◆ **Extracted records**:
START
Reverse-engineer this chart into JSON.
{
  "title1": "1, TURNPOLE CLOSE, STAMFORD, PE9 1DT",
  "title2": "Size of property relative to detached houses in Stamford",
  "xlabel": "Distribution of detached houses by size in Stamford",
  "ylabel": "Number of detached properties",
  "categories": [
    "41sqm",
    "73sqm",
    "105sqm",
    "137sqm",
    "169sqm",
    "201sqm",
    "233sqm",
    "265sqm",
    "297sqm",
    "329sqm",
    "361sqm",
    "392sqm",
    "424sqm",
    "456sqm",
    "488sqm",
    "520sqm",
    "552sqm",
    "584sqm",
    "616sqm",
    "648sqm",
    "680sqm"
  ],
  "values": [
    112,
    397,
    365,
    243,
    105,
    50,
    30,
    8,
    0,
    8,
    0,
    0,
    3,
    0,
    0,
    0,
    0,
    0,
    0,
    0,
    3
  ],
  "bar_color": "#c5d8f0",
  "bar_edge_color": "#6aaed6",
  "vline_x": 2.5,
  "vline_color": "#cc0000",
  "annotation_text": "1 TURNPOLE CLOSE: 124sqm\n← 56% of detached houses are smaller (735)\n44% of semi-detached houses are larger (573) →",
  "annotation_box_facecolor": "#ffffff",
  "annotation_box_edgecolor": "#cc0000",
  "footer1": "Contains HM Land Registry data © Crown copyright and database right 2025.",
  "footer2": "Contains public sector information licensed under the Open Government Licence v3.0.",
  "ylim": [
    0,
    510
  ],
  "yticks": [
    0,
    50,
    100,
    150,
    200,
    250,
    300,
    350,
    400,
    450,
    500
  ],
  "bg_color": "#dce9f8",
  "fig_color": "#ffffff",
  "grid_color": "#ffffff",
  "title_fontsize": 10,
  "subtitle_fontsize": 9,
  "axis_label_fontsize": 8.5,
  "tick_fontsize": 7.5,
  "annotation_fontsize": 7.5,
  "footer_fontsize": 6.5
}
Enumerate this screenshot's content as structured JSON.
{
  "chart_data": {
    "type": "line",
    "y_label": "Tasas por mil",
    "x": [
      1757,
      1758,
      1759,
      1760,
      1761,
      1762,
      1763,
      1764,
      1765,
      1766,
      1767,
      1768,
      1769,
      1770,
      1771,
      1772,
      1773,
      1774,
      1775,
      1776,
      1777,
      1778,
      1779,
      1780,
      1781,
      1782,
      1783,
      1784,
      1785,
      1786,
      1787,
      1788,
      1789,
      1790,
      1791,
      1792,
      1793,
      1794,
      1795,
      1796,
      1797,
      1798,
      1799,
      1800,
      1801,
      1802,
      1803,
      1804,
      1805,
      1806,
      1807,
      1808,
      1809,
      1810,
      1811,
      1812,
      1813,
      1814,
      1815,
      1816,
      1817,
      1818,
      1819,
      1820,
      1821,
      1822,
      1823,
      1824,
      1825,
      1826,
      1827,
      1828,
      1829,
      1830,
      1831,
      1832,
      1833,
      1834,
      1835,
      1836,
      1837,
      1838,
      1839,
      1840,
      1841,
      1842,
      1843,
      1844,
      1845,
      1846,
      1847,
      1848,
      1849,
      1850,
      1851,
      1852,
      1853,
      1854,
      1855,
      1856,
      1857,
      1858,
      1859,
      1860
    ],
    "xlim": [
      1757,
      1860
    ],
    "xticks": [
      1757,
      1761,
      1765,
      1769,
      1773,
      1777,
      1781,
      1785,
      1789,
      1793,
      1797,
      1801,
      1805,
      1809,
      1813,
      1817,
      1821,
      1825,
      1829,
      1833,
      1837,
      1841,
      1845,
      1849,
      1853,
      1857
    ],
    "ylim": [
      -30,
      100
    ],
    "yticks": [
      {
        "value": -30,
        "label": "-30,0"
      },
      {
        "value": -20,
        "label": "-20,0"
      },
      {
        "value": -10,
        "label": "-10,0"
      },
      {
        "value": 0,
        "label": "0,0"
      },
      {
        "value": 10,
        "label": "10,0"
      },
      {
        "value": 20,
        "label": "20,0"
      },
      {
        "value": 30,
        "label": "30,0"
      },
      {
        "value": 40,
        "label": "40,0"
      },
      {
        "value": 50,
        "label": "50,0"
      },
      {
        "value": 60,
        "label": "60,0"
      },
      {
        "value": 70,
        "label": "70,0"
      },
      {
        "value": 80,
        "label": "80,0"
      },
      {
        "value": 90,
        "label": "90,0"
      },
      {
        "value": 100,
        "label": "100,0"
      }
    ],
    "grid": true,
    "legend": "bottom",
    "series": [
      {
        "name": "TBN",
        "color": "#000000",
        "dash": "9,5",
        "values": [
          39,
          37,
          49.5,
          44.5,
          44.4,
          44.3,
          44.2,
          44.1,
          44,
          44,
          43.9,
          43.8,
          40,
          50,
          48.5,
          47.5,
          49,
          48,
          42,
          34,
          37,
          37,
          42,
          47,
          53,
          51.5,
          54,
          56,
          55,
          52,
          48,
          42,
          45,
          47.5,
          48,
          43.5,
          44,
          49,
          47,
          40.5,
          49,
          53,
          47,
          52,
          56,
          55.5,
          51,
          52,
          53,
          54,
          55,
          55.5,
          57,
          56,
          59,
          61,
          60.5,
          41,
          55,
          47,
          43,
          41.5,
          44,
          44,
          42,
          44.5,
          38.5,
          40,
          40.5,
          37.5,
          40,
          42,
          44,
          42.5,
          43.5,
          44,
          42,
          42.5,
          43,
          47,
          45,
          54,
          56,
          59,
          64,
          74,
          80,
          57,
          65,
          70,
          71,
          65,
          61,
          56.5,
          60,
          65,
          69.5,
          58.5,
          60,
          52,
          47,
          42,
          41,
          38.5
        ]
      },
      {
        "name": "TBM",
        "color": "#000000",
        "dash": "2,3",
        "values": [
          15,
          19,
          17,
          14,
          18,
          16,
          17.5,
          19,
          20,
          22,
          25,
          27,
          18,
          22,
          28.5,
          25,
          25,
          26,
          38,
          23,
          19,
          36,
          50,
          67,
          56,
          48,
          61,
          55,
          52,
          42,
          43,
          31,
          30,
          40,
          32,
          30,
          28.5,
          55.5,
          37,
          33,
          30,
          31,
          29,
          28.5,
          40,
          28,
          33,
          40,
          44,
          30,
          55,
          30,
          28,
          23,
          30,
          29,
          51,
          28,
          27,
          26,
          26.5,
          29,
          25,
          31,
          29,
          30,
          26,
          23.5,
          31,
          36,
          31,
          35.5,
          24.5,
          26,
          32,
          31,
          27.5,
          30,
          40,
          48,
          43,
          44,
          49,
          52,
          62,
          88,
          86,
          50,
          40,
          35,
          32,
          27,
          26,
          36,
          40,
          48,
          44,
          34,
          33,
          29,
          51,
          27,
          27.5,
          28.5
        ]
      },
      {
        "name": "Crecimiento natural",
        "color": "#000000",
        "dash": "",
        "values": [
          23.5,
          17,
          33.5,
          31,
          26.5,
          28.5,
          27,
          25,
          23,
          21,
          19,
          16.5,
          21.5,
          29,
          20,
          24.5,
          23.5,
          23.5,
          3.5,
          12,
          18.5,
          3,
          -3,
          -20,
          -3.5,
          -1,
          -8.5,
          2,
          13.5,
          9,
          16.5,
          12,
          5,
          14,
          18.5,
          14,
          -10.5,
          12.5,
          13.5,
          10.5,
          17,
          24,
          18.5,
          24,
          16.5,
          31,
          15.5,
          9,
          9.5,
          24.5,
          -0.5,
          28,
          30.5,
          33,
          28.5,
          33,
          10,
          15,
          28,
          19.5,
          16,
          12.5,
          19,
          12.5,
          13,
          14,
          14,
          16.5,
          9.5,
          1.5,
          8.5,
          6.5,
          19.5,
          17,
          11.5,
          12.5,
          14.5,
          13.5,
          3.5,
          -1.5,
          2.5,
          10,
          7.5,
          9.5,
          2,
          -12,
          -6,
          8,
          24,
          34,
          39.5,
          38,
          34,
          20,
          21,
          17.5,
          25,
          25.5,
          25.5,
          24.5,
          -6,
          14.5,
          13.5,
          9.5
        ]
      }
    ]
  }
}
END
Reply with nothing but a number: how many lines of the entries above contain the string "Contains"?

2